* Do this: Using the records provided below, locate and copy each line that contains the word "معاوية".

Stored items

* start *

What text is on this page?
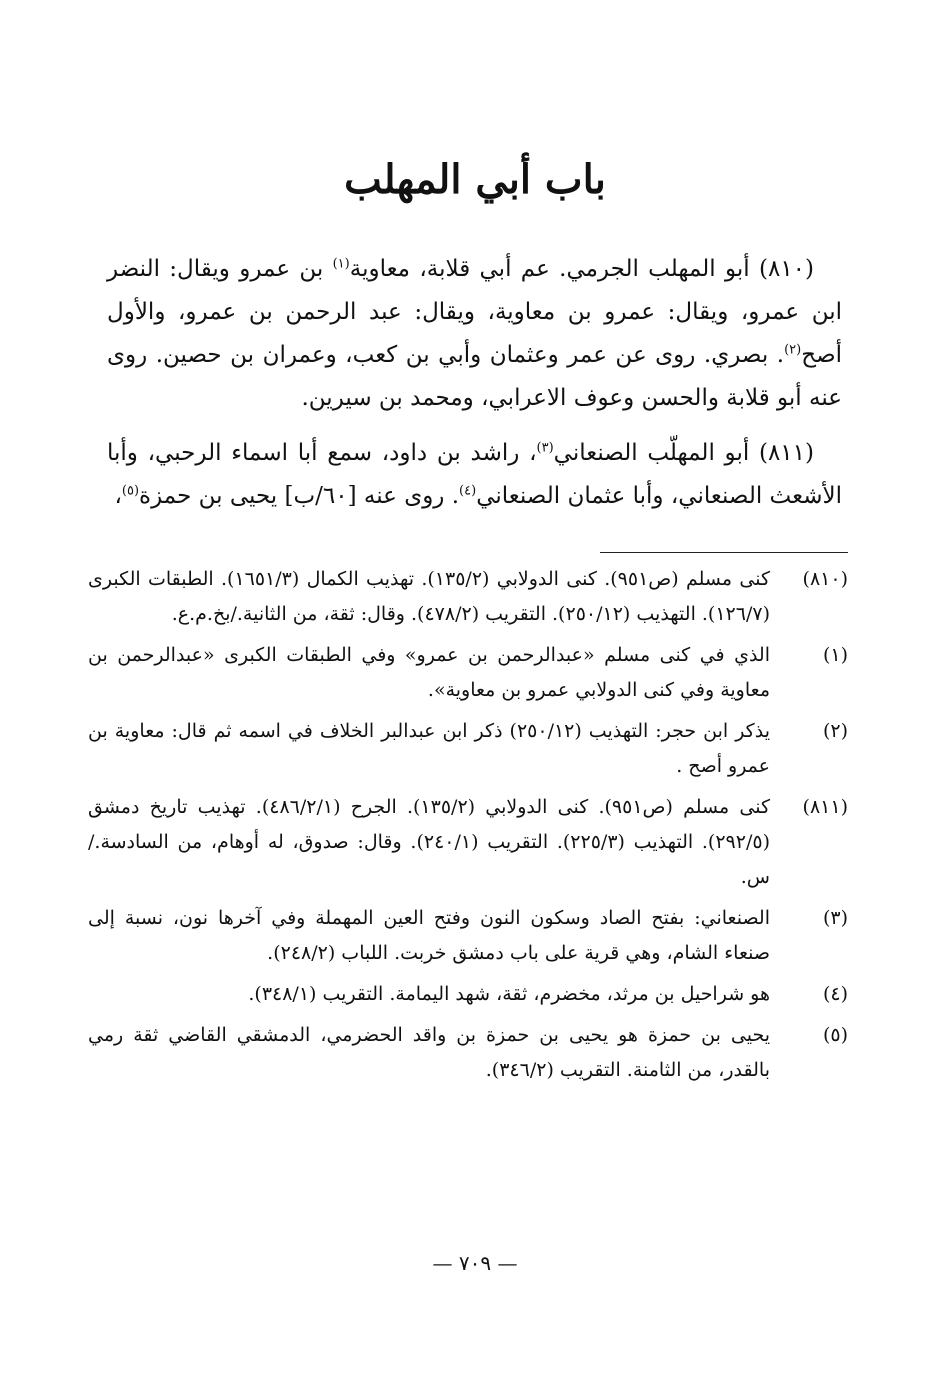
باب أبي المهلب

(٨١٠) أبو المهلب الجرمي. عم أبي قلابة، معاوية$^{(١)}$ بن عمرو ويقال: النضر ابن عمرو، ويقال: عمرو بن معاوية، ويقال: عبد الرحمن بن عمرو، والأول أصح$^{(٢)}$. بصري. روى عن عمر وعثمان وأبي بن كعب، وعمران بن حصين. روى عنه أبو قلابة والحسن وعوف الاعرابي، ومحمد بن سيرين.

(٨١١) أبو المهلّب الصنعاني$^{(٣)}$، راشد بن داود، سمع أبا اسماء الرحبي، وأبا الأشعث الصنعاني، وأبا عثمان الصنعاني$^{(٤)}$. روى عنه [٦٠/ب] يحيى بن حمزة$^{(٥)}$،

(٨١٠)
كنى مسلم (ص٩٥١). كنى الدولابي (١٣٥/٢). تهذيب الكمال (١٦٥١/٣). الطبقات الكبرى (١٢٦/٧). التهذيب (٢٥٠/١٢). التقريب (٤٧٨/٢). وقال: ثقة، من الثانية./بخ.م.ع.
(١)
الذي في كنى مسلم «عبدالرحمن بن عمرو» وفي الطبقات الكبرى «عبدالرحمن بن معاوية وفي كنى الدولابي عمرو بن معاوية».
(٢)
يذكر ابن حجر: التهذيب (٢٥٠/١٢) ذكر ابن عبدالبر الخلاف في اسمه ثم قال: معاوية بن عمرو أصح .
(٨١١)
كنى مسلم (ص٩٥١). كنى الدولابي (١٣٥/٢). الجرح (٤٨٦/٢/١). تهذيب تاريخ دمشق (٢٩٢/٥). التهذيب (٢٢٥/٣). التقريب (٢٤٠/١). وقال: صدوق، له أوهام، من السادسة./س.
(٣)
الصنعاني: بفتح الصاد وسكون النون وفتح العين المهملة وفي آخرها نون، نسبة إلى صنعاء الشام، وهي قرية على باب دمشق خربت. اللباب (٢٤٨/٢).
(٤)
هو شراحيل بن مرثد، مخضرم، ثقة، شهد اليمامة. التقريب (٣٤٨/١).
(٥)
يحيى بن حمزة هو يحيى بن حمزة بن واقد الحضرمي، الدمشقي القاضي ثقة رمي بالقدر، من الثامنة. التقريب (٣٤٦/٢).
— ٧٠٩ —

* end *

* Solution:
(٨١٠) أبو المهلب الجرمي. عم أبي قلابة، معاوية$^{(١)}$ بن عمرو ويقال: النضر ابن عمرو، ويقال: عمرو بن معاوية، ويقال: عبد الرحمن بن عمرو، والأول أصح$^{(٢)}$. بصري. روى عن عمر وعثمان وأبي بن كعب، وعمران بن حصين. روى عنه أبو قلابة والحسن وعوف الاعرابي، ومحمد بن سيرين.
الذي في كنى مسلم «عبدالرحمن بن عمرو» وفي الطبقات الكبرى «عبدالرحمن بن معاوية وفي كنى الدولابي عمرو بن معاوية».
يذكر ابن حجر: التهذيب (٢٥٠/١٢) ذكر ابن عبدالبر الخلاف في اسمه ثم قال: معاوية بن عمرو أصح .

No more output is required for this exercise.